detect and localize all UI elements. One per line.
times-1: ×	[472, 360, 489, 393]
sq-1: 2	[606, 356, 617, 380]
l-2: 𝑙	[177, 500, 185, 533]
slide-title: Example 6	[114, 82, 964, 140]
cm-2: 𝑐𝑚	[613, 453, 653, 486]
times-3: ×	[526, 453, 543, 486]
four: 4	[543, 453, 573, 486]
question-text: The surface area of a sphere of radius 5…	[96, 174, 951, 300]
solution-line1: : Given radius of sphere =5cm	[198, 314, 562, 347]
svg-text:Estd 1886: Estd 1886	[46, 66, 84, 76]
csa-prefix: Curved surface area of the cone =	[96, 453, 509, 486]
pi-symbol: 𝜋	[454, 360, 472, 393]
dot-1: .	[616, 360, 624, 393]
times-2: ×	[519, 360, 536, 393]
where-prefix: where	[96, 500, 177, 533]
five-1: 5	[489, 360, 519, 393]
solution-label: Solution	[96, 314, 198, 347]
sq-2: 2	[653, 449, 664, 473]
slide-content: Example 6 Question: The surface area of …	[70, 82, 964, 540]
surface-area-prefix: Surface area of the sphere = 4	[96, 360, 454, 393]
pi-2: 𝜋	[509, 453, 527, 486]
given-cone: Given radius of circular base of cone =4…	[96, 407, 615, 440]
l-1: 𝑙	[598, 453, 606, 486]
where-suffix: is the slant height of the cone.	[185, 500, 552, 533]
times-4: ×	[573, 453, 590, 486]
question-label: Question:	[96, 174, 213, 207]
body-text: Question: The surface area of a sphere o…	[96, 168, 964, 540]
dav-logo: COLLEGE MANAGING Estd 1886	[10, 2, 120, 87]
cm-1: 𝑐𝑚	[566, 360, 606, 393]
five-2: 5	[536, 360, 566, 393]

● ● ● ● ●

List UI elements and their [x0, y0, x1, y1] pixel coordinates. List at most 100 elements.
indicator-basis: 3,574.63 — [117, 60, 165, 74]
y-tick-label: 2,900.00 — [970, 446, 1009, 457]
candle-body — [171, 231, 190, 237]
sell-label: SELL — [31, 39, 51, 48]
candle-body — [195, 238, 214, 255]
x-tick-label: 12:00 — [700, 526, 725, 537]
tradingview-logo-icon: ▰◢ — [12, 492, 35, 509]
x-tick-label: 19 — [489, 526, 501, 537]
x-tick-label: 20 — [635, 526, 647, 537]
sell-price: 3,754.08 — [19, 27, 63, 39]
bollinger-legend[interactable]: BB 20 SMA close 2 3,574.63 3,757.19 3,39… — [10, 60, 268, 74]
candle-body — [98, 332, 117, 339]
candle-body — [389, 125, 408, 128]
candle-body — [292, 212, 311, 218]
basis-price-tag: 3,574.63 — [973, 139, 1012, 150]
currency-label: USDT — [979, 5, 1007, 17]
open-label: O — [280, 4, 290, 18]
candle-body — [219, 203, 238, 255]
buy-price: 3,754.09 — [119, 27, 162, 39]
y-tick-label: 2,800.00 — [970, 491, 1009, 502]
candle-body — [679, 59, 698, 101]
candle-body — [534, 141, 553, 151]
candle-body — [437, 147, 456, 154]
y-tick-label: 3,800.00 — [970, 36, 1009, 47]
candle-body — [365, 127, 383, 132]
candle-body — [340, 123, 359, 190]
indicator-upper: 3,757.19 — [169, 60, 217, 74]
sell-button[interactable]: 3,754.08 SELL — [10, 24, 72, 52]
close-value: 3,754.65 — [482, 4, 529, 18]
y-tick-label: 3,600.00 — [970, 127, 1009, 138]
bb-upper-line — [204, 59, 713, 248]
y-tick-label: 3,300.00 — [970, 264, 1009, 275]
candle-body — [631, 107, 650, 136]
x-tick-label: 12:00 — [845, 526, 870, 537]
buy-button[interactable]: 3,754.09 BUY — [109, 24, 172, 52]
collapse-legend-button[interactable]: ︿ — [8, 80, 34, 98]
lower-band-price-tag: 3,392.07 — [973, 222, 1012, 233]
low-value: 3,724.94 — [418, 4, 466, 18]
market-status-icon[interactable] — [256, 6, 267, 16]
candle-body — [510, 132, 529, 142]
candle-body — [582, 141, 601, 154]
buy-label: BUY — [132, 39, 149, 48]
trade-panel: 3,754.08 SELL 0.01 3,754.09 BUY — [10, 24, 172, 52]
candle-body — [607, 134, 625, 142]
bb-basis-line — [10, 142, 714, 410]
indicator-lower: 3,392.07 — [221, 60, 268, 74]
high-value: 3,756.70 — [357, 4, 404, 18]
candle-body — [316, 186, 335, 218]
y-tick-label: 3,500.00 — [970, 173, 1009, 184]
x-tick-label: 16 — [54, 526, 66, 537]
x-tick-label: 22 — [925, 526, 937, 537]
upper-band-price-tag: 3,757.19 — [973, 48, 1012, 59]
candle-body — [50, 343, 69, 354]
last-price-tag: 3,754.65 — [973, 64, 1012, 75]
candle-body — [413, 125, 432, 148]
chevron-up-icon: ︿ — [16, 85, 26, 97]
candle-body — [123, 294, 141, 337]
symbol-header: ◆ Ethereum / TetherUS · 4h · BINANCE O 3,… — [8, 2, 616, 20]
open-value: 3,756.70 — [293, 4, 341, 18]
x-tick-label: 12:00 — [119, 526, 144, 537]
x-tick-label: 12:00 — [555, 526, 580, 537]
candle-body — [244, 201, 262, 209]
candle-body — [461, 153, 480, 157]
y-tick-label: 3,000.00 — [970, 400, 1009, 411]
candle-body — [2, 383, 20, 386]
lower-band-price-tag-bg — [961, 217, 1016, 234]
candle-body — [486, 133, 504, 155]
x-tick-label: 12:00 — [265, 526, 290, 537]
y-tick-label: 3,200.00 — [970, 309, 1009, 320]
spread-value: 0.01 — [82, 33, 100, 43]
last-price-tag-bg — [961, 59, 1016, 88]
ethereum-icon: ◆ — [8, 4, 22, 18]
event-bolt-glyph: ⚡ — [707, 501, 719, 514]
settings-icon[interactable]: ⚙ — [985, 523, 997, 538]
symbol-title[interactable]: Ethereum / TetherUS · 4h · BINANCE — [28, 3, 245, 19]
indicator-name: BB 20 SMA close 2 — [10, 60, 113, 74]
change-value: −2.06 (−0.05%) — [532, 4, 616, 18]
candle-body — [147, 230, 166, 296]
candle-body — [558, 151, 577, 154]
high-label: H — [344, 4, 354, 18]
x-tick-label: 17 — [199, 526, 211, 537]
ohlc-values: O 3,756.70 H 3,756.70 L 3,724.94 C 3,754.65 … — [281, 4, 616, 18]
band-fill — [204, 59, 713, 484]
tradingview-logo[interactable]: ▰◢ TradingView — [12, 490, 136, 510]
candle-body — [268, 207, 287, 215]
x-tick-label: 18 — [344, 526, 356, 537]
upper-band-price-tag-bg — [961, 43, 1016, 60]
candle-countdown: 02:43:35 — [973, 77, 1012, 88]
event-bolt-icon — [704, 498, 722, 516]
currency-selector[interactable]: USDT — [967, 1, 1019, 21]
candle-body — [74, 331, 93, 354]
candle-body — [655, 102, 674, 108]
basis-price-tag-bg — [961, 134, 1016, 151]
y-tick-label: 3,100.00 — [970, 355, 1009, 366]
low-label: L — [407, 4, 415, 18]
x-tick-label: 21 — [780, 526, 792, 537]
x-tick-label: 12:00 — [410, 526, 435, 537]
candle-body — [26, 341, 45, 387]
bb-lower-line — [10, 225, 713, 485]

● ● ● ● ●

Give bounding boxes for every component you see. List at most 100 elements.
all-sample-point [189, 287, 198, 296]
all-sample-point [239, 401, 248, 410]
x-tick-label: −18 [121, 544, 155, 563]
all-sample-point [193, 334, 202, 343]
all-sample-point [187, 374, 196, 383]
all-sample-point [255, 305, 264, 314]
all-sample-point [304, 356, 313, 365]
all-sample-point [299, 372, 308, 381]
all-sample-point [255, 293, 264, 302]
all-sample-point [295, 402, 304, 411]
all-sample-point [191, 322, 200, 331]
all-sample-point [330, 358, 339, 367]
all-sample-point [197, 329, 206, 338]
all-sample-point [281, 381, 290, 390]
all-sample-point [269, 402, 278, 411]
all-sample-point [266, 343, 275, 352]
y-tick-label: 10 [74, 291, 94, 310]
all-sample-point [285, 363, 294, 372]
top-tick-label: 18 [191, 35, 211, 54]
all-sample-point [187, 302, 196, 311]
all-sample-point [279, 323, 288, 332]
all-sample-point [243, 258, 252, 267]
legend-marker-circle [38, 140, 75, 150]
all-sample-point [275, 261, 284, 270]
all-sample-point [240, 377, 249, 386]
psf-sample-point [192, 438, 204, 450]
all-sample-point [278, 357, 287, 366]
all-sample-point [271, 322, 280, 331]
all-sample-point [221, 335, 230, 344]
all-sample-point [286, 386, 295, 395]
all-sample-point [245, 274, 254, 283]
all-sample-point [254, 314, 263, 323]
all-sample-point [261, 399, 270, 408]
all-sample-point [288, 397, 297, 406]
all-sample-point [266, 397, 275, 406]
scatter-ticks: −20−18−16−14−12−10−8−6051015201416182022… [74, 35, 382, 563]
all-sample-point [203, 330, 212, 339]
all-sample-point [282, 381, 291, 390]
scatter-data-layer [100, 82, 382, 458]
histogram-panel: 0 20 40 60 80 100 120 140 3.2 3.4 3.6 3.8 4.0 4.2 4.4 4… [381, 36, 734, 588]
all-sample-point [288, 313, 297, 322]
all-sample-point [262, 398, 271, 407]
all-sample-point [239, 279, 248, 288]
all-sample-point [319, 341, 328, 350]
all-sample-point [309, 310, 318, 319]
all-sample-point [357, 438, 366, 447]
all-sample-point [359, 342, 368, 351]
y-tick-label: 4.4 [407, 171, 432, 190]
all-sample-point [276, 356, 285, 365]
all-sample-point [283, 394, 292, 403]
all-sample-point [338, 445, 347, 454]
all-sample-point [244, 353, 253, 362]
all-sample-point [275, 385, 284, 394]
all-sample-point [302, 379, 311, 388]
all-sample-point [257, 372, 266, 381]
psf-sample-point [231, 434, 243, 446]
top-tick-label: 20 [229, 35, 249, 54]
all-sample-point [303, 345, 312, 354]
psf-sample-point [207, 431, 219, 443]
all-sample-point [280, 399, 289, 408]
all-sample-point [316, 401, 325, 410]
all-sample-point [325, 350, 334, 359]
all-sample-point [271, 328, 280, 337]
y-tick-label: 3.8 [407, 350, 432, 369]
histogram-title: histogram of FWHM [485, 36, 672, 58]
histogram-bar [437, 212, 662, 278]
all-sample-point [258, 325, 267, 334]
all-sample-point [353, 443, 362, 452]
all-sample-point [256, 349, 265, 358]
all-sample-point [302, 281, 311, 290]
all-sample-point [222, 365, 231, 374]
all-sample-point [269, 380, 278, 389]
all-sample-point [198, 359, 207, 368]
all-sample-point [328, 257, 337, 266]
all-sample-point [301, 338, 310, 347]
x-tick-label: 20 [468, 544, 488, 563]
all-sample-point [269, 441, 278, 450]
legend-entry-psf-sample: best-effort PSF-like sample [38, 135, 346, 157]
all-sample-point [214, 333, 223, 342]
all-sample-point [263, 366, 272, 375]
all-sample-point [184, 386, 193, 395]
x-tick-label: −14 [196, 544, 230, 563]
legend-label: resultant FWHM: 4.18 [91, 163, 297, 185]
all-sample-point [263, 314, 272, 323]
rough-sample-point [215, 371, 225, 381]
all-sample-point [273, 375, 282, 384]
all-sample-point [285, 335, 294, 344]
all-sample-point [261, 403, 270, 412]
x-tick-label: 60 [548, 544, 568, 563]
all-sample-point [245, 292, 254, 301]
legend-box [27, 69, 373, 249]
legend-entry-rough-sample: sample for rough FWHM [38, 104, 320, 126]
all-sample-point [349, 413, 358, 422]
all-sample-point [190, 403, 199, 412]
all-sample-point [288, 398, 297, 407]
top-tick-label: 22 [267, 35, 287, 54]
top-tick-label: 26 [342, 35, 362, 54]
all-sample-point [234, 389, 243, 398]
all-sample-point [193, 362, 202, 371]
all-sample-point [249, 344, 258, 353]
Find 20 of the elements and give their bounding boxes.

● ● ● ● ●

__PROBLEM REQUIREMENTS__. Please give again the lines above, from the one that has "detect and localize" through the one that has "453, 543, 486]", switching "slide-title" to "page-title" and keeping everything else unchanged.

__TASK RESULT__.
detect and localize all UI elements. One per line.
times-1: ×	[472, 360, 489, 393]
sq-1: 2	[606, 356, 617, 380]
l-2: 𝑙	[177, 500, 185, 533]
page-title: Example 6	[114, 82, 964, 140]
cm-2: 𝑐𝑚	[613, 453, 653, 486]
times-3: ×	[526, 453, 543, 486]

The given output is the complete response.